[Stored entries]
<<<<
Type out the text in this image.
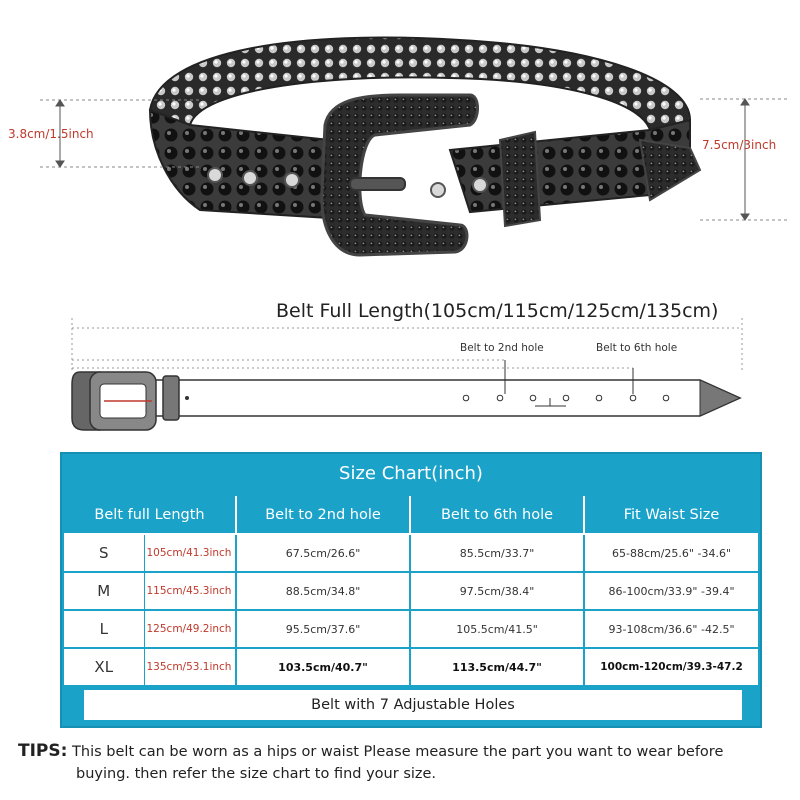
3.8cm/1.5inch
7.5cm/3inch
Belt Full Length(105cm/115cm/125cm/135cm)
Belt to 2nd hole	Belt to 6th hole
Size Chart(inch)
Belt full Length		Belt to 2nd hole	Belt to 6th hole	Fit Waist Size
S	105cm/41.3inch	67.5cm/26.6"	85.5cm/33.7"	65-88cm/25.6" -34.6"
M	115cm/45.3inch	88.5cm/34.8"	97.5cm/38.4"	86-100cm/33.9" -39.4"
L	125cm/49.2inch	95.5cm/37.6"	105.5cm/41.5"	93-108cm/36.6" -42.5"
XL	135cm/53.1inch	103.5cm/40.7"	113.5cm/44.7"	100cm-120cm/39.3-47.2
Belt with 7 Adjustable Holes
TIPS: This belt can be worn as a hips or waist Please measure the part you want to wear before
buying. then refer the size chart to find your size.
>>>>
Reproduce the listing above exactly, excluding all pictures.

- [The response]
Type out the text in this image.
3.8cm/1.5inch
7.5cm/3inch
Belt Full Length(105cm/115cm/125cm/135cm)
Belt to 2nd hole	Belt to 6th hole
Size Chart(inch)
Belt full Length		Belt to 2nd hole	Belt to 6th hole	Fit Waist Size
S	105cm/41.3inch	67.5cm/26.6"	85.5cm/33.7"	65-88cm/25.6" -34.6"
M	115cm/45.3inch	88.5cm/34.8"	97.5cm/38.4"	86-100cm/33.9" -39.4"
L	125cm/49.2inch	95.5cm/37.6"	105.5cm/41.5"	93-108cm/36.6" -42.5"
XL	135cm/53.1inch	103.5cm/40.7"	113.5cm/44.7"	100cm-120cm/39.3-47.2
Belt with 7 Adjustable Holes
TIPS: This belt can be worn as a hips or waist Please measure the part you want to wear before
buying. then refer the size chart to find your size.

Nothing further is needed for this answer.